Task statement
Write out the records that appear below, verbatim and complete, but without pictures.

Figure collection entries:
=====

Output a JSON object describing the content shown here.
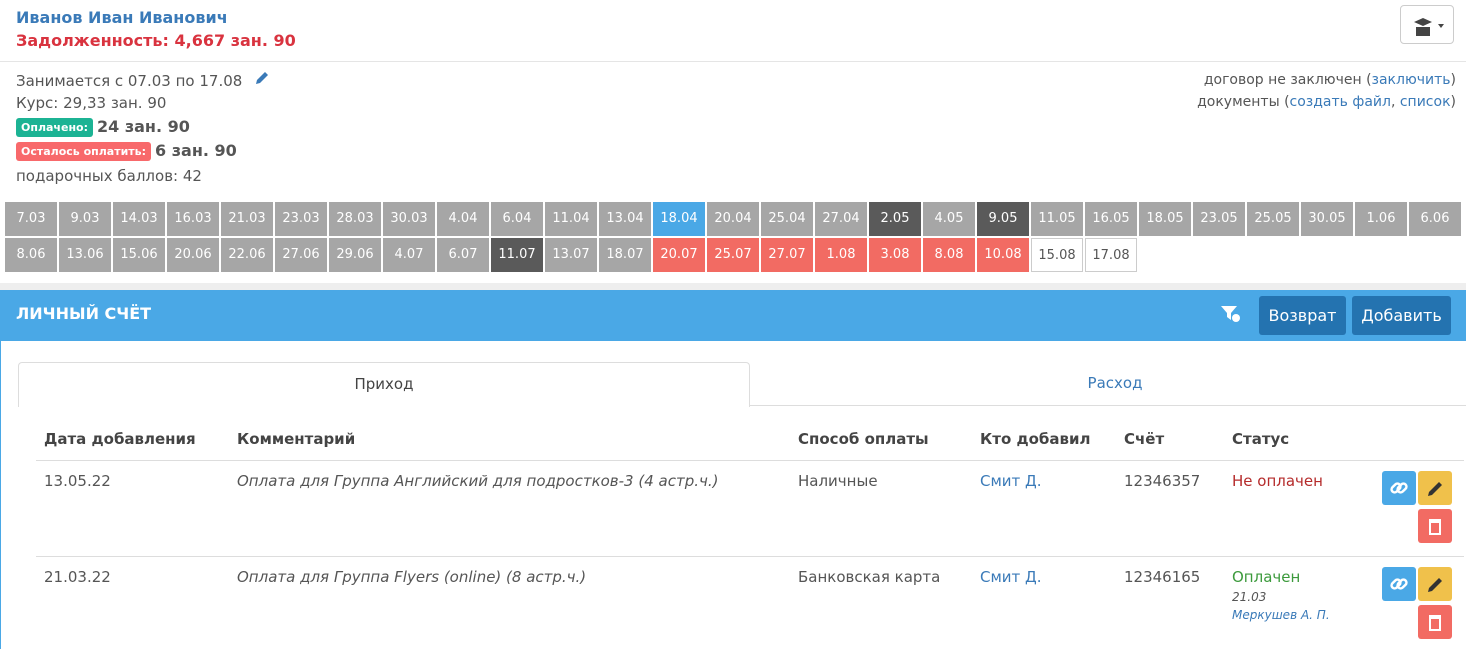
{
  "header": {
    "name": "Иванов Иван Иванович",
    "debt": "Задолженность: 4,667 зан. 90"
  },
  "info": {
    "period": "Занимается с 07.03 по 17.08",
    "course": "Курс: 29,33 зан. 90",
    "paid_badge": "Оплачено:",
    "paid_value": "24 зан. 90",
    "remaining_badge": "Осталось оплатить:",
    "remaining_value": "6 зан. 90",
    "bonus": "подарочных баллов: 42",
    "contract": {
      "prefix": "договор не заключен (",
      "link": "заключить",
      "suffix": ")"
    },
    "documents": {
      "prefix": "документы (",
      "link1": "создать файл",
      "sep": ", ",
      "link2": "список",
      "suffix": ")"
    }
  },
  "dates": [
    {
      "label": "7.03",
      "color": "#a6a6a6"
    },
    {
      "label": "9.03",
      "color": "#a6a6a6"
    },
    {
      "label": "14.03",
      "color": "#a6a6a6"
    },
    {
      "label": "16.03",
      "color": "#a6a6a6"
    },
    {
      "label": "21.03",
      "color": "#a6a6a6"
    },
    {
      "label": "23.03",
      "color": "#a6a6a6"
    },
    {
      "label": "28.03",
      "color": "#a6a6a6"
    },
    {
      "label": "30.03",
      "color": "#a6a6a6"
    },
    {
      "label": "4.04",
      "color": "#a6a6a6"
    },
    {
      "label": "6.04",
      "color": "#a6a6a6"
    },
    {
      "label": "11.04",
      "color": "#a6a6a6"
    },
    {
      "label": "13.04",
      "color": "#a6a6a6"
    },
    {
      "label": "18.04",
      "color": "#4aa8e6"
    },
    {
      "label": "20.04",
      "color": "#a6a6a6"
    },
    {
      "label": "25.04",
      "color": "#a6a6a6"
    },
    {
      "label": "27.04",
      "color": "#a6a6a6"
    },
    {
      "label": "2.05",
      "color": "#5a5a5a"
    },
    {
      "label": "4.05",
      "color": "#a6a6a6"
    },
    {
      "label": "9.05",
      "color": "#5a5a5a"
    },
    {
      "label": "11.05",
      "color": "#a6a6a6"
    },
    {
      "label": "16.05",
      "color": "#a6a6a6"
    },
    {
      "label": "18.05",
      "color": "#a6a6a6"
    },
    {
      "label": "23.05",
      "color": "#a6a6a6"
    },
    {
      "label": "25.05",
      "color": "#a6a6a6"
    },
    {
      "label": "30.05",
      "color": "#a6a6a6"
    },
    {
      "label": "1.06",
      "color": "#a6a6a6"
    },
    {
      "label": "6.06",
      "color": "#a6a6a6"
    },
    {
      "label": "8.06",
      "color": "#a6a6a6"
    },
    {
      "label": "13.06",
      "color": "#a6a6a6"
    },
    {
      "label": "15.06",
      "color": "#a6a6a6"
    },
    {
      "label": "20.06",
      "color": "#a6a6a6"
    },
    {
      "label": "22.06",
      "color": "#a6a6a6"
    },
    {
      "label": "27.06",
      "color": "#a6a6a6"
    },
    {
      "label": "29.06",
      "color": "#a6a6a6"
    },
    {
      "label": "4.07",
      "color": "#a6a6a6"
    },
    {
      "label": "6.07",
      "color": "#a6a6a6"
    },
    {
      "label": "11.07",
      "color": "#5a5a5a"
    },
    {
      "label": "13.07",
      "color": "#a6a6a6"
    },
    {
      "label": "18.07",
      "color": "#a6a6a6"
    },
    {
      "label": "20.07",
      "color": "#f26b63"
    },
    {
      "label": "25.07",
      "color": "#f26b63"
    },
    {
      "label": "27.07",
      "color": "#f26b63"
    },
    {
      "label": "1.08",
      "color": "#f26b63"
    },
    {
      "label": "3.08",
      "color": "#f26b63"
    },
    {
      "label": "8.08",
      "color": "#f26b63"
    },
    {
      "label": "10.08",
      "color": "#f26b63"
    },
    {
      "label": "15.08",
      "color": "#ffffff"
    },
    {
      "label": "17.08",
      "color": "#ffffff"
    }
  ],
  "account": {
    "title": "ЛИЧНЫЙ СЧЁТ",
    "buttons": [
      "Возврат",
      "Добавить"
    ],
    "tabs": [
      "Приход",
      "Расход"
    ],
    "columns": [
      "Дата добавления",
      "Комментарий",
      "Способ оплаты",
      "Кто добавил",
      "Счёт",
      "Статус"
    ],
    "rows": [
      {
        "date": "13.05.22",
        "comment": "Оплата для Группа Английский для подростков-3 (4 астр.ч.)",
        "method": "Наличные",
        "author": "Смит Д.",
        "invoice": "12346357",
        "status": "Не оплачен",
        "status_color": "#b52b2b"
      },
      {
        "date": "21.03.22",
        "comment": "Оплата для Группа Flyers (online) (8 астр.ч.)",
        "method": "Банковская карта",
        "author": "Смит Д.",
        "invoice": "12346165",
        "status": "Оплачен",
        "status_color": "#3c9a3c",
        "status_date": "21.03",
        "status_by": "Меркушев А. П."
      }
    ]
  }
}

=====

Correct response
Output a JSON object describing the content shown here.
{
  "header": {
    "name": "Иванов Иван Иванович",
    "debt": "Задолженность: 4,667 зан. 90"
  },
  "info": {
    "period": "Занимается с 07.03 по 17.08",
    "course": "Курс: 29,33 зан. 90",
    "paid_badge": "Оплачено:",
    "paid_value": "24 зан. 90",
    "remaining_badge": "Осталось оплатить:",
    "remaining_value": "6 зан. 90",
    "bonus": "подарочных баллов: 42",
    "contract": {
      "prefix": "договор не заключен (",
      "link": "заключить",
      "suffix": ")"
    },
    "documents": {
      "prefix": "документы (",
      "link1": "создать файл",
      "sep": ", ",
      "link2": "список",
      "suffix": ")"
    }
  },
  "dates": [
    {
      "label": "7.03",
      "color": "#a6a6a6"
    },
    {
      "label": "9.03",
      "color": "#a6a6a6"
    },
    {
      "label": "14.03",
      "color": "#a6a6a6"
    },
    {
      "label": "16.03",
      "color": "#a6a6a6"
    },
    {
      "label": "21.03",
      "color": "#a6a6a6"
    },
    {
      "label": "23.03",
      "color": "#a6a6a6"
    },
    {
      "label": "28.03",
      "color": "#a6a6a6"
    },
    {
      "label": "30.03",
      "color": "#a6a6a6"
    },
    {
      "label": "4.04",
      "color": "#a6a6a6"
    },
    {
      "label": "6.04",
      "color": "#a6a6a6"
    },
    {
      "label": "11.04",
      "color": "#a6a6a6"
    },
    {
      "label": "13.04",
      "color": "#a6a6a6"
    },
    {
      "label": "18.04",
      "color": "#4aa8e6"
    },
    {
      "label": "20.04",
      "color": "#a6a6a6"
    },
    {
      "label": "25.04",
      "color": "#a6a6a6"
    },
    {
      "label": "27.04",
      "color": "#a6a6a6"
    },
    {
      "label": "2.05",
      "color": "#5a5a5a"
    },
    {
      "label": "4.05",
      "color": "#a6a6a6"
    },
    {
      "label": "9.05",
      "color": "#5a5a5a"
    },
    {
      "label": "11.05",
      "color": "#a6a6a6"
    },
    {
      "label": "16.05",
      "color": "#a6a6a6"
    },
    {
      "label": "18.05",
      "color": "#a6a6a6"
    },
    {
      "label": "23.05",
      "color": "#a6a6a6"
    },
    {
      "label": "25.05",
      "color": "#a6a6a6"
    },
    {
      "label": "30.05",
      "color": "#a6a6a6"
    },
    {
      "label": "1.06",
      "color": "#a6a6a6"
    },
    {
      "label": "6.06",
      "color": "#a6a6a6"
    },
    {
      "label": "8.06",
      "color": "#a6a6a6"
    },
    {
      "label": "13.06",
      "color": "#a6a6a6"
    },
    {
      "label": "15.06",
      "color": "#a6a6a6"
    },
    {
      "label": "20.06",
      "color": "#a6a6a6"
    },
    {
      "label": "22.06",
      "color": "#a6a6a6"
    },
    {
      "label": "27.06",
      "color": "#a6a6a6"
    },
    {
      "label": "29.06",
      "color": "#a6a6a6"
    },
    {
      "label": "4.07",
      "color": "#a6a6a6"
    },
    {
      "label": "6.07",
      "color": "#a6a6a6"
    },
    {
      "label": "11.07",
      "color": "#5a5a5a"
    },
    {
      "label": "13.07",
      "color": "#a6a6a6"
    },
    {
      "label": "18.07",
      "color": "#a6a6a6"
    },
    {
      "label": "20.07",
      "color": "#f26b63"
    },
    {
      "label": "25.07",
      "color": "#f26b63"
    },
    {
      "label": "27.07",
      "color": "#f26b63"
    },
    {
      "label": "1.08",
      "color": "#f26b63"
    },
    {
      "label": "3.08",
      "color": "#f26b63"
    },
    {
      "label": "8.08",
      "color": "#f26b63"
    },
    {
      "label": "10.08",
      "color": "#f26b63"
    },
    {
      "label": "15.08",
      "color": "#ffffff"
    },
    {
      "label": "17.08",
      "color": "#ffffff"
    }
  ],
  "account": {
    "title": "ЛИЧНЫЙ СЧЁТ",
    "buttons": [
      "Возврат",
      "Добавить"
    ],
    "tabs": [
      "Приход",
      "Расход"
    ],
    "columns": [
      "Дата добавления",
      "Комментарий",
      "Способ оплаты",
      "Кто добавил",
      "Счёт",
      "Статус"
    ],
    "rows": [
      {
        "date": "13.05.22",
        "comment": "Оплата для Группа Английский для подростков-3 (4 астр.ч.)",
        "method": "Наличные",
        "author": "Смит Д.",
        "invoice": "12346357",
        "status": "Не оплачен",
        "status_color": "#b52b2b"
      },
      {
        "date": "21.03.22",
        "comment": "Оплата для Группа Flyers (online) (8 астр.ч.)",
        "method": "Банковская карта",
        "author": "Смит Д.",
        "invoice": "12346165",
        "status": "Оплачен",
        "status_color": "#3c9a3c",
        "status_date": "21.03",
        "status_by": "Меркушев А. П."
      }
    ]
  }
}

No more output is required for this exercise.